━━━ Records for the task ━━━

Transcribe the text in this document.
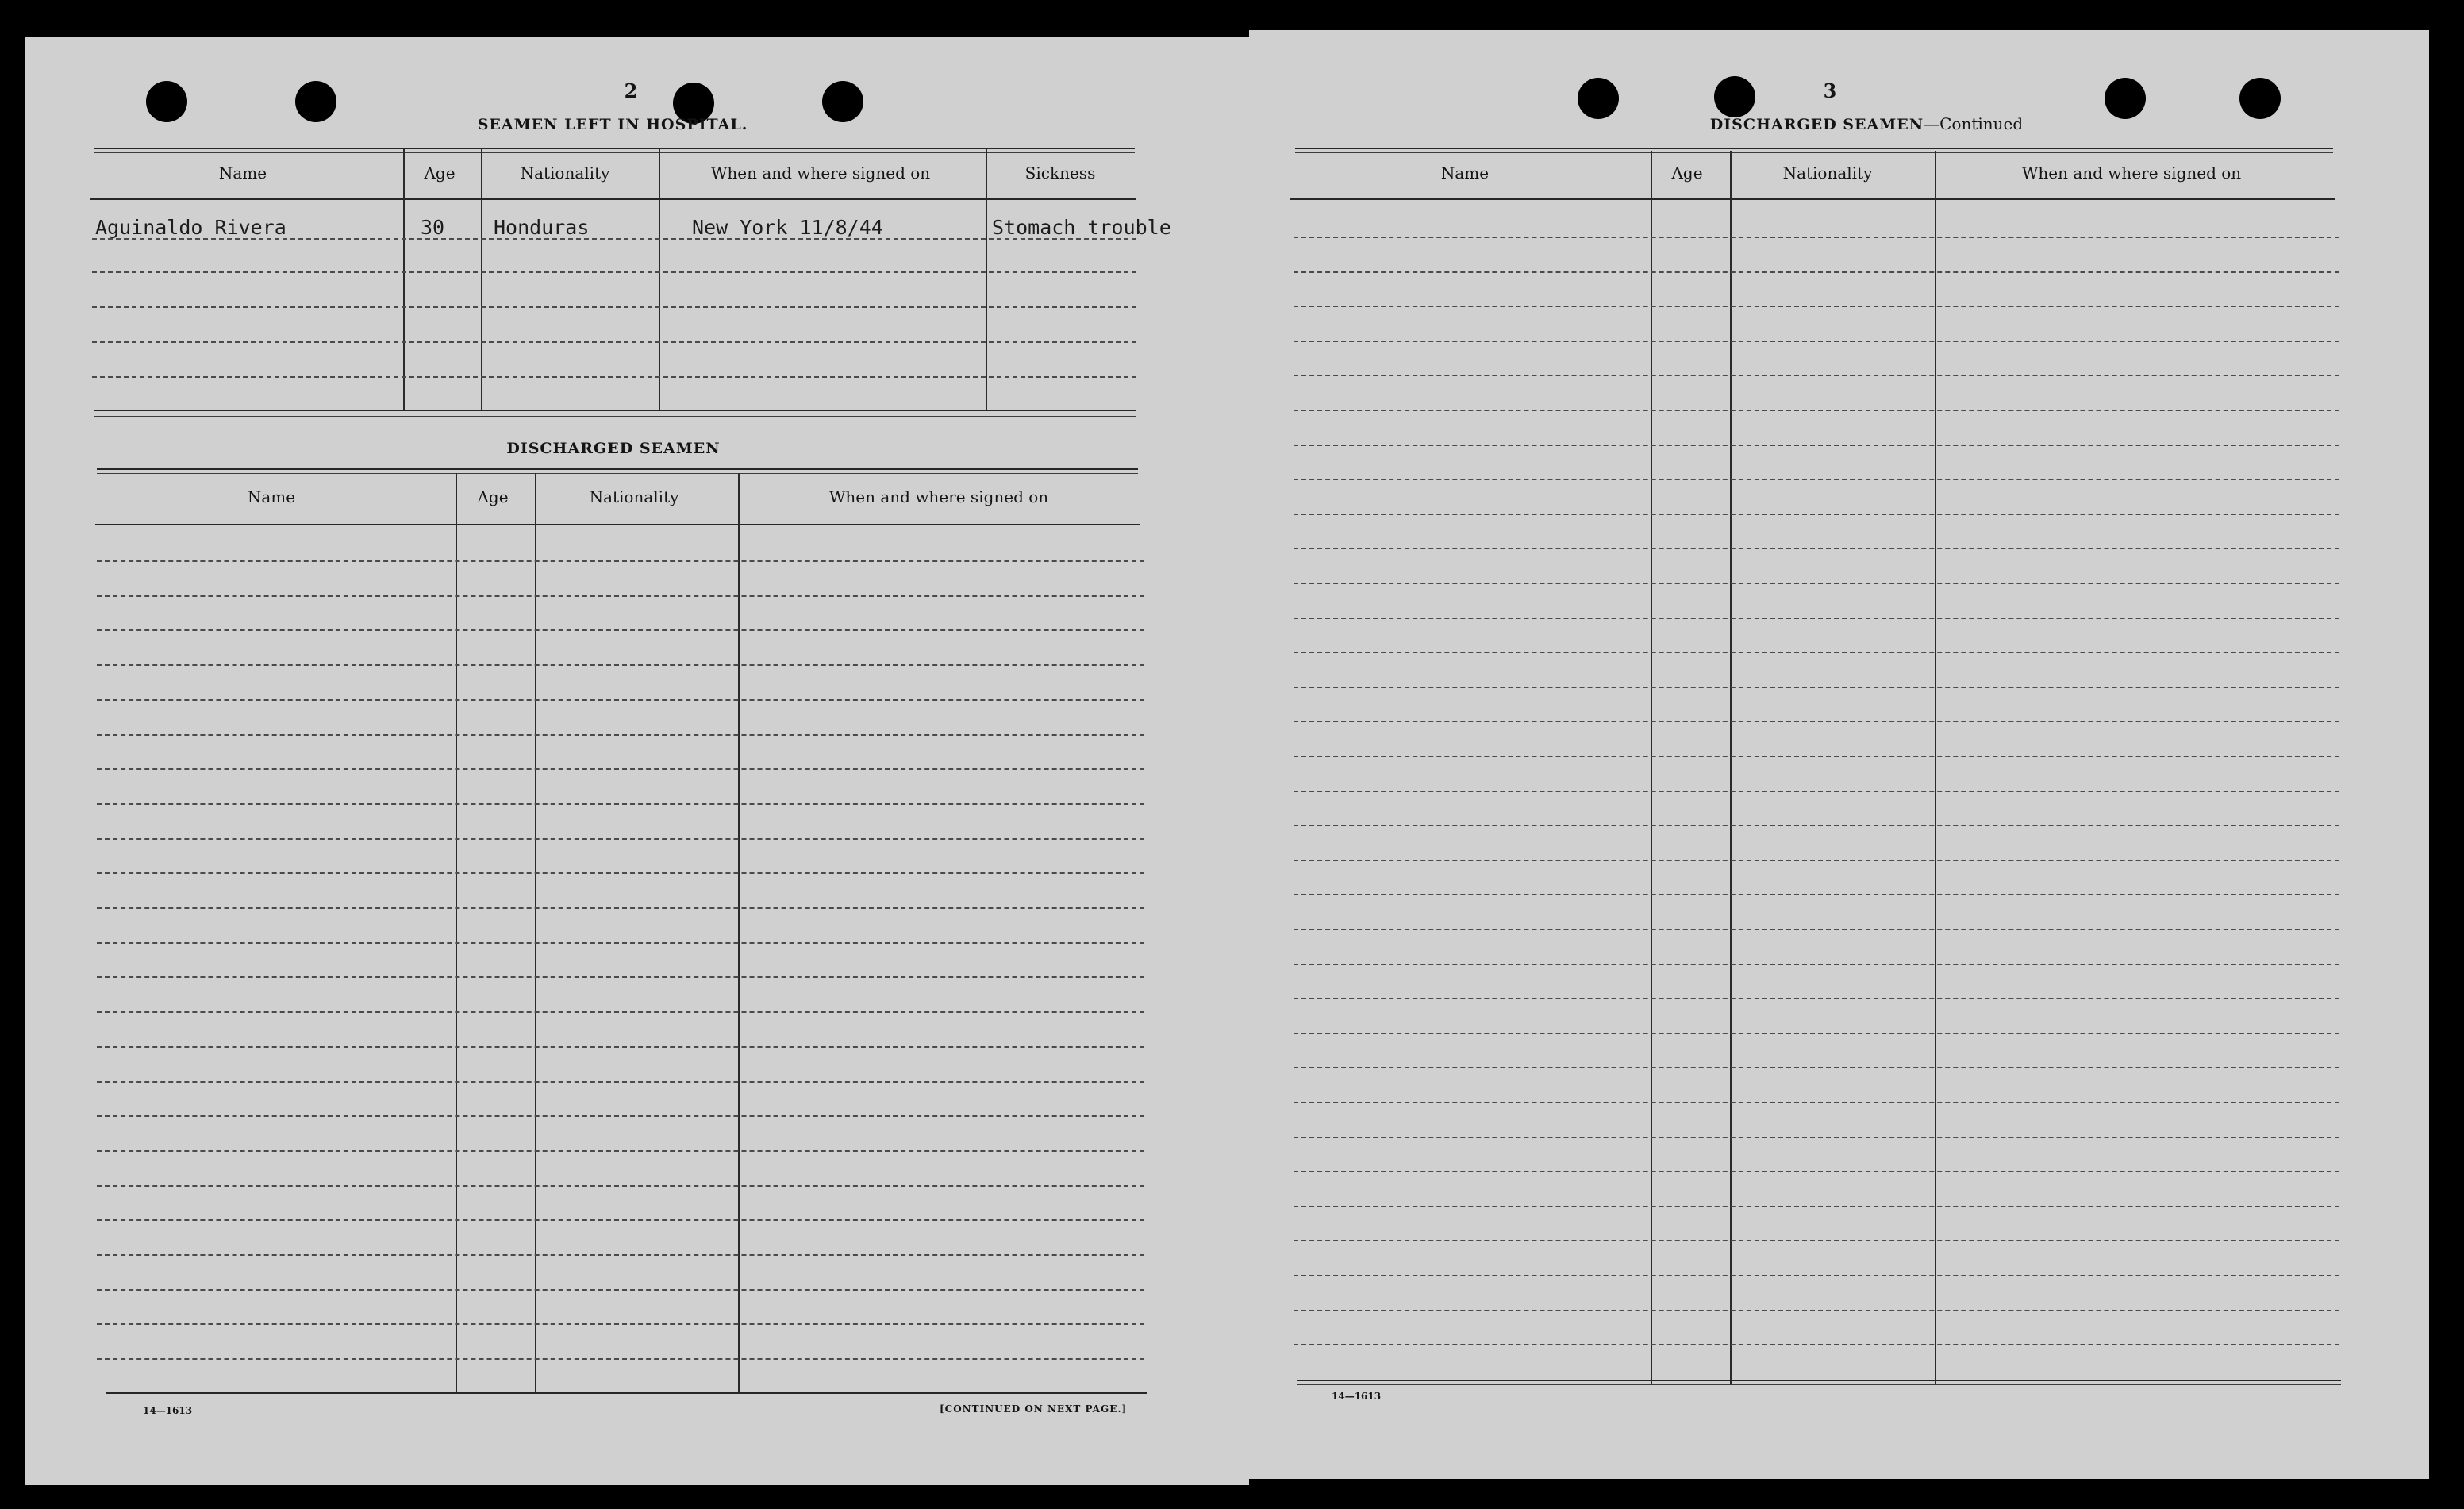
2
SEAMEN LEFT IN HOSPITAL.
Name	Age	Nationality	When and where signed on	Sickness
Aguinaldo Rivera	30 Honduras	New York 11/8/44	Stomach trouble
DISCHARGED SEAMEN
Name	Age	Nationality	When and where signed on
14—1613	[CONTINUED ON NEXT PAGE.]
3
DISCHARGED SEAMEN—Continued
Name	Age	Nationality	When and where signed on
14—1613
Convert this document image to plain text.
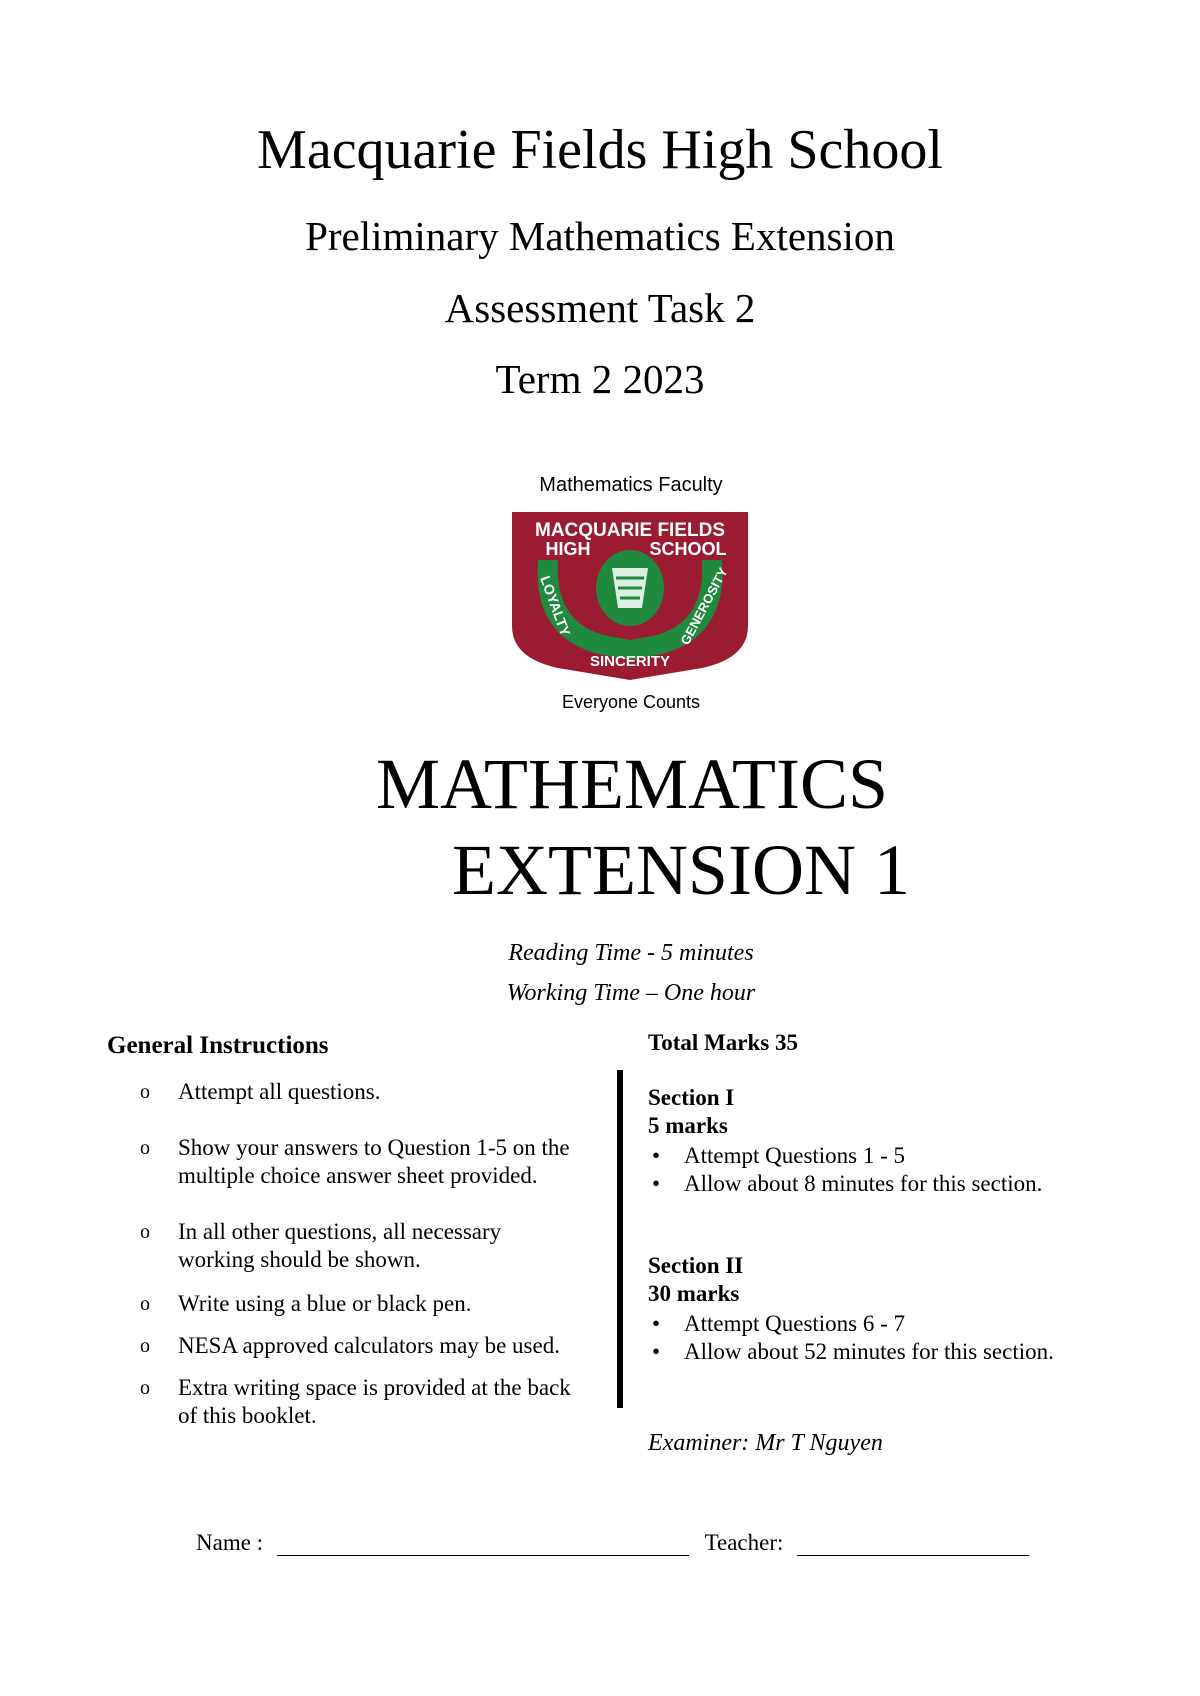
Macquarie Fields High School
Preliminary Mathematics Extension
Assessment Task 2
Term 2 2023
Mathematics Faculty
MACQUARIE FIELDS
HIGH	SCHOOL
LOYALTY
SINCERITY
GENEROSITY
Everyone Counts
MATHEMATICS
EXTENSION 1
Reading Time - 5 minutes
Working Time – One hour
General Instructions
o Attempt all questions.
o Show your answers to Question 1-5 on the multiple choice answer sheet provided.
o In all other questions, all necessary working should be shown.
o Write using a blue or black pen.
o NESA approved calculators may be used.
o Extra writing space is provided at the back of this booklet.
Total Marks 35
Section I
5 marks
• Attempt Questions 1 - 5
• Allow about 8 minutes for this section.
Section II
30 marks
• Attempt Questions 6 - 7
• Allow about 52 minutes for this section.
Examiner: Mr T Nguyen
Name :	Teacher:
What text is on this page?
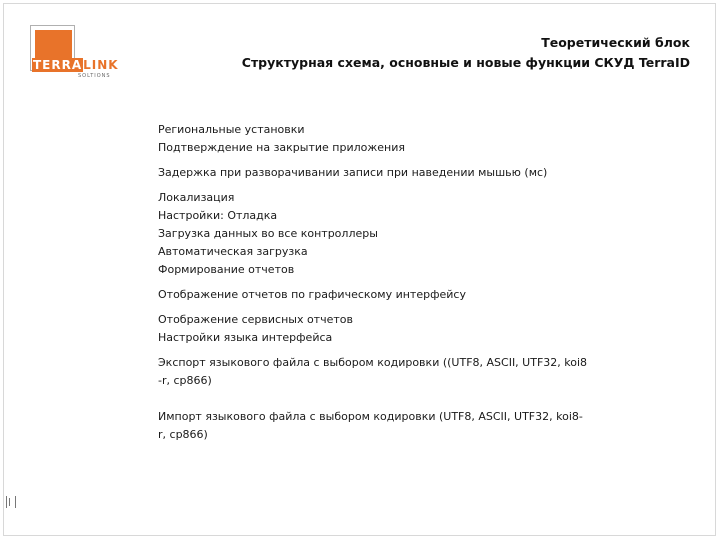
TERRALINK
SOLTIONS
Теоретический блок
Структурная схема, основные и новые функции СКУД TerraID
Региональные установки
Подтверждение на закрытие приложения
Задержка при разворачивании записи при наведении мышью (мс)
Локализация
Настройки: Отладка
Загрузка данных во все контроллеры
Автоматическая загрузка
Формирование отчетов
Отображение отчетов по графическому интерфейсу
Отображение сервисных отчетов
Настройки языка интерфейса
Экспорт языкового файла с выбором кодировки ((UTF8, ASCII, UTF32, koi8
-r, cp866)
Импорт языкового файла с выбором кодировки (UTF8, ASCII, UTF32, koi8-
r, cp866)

━━━

* What needs to be done: Write out the lines of the listing from the one that holds "What text is on this page?" to the very last line, both included, exactly as they appear and without any pictures.

* Correct result:
What text is on this page?
TERRALINK
SOLTIONS
Теоретический блок
Структурная схема, основные и новые функции СКУД TerraID
Региональные установки
Подтверждение на закрытие приложения
Задержка при разворачивании записи при наведении мышью (мс)
Локализация
Настройки: Отладка
Загрузка данных во все контроллеры
Автоматическая загрузка
Формирование отчетов
Отображение отчетов по графическому интерфейсу
Отображение сервисных отчетов
Настройки языка интерфейса
Экспорт языкового файла с выбором кодировки ((UTF8, ASCII, UTF32, koi8
-r, cp866)
Импорт языкового файла с выбором кодировки (UTF8, ASCII, UTF32, koi8-
r, cp866)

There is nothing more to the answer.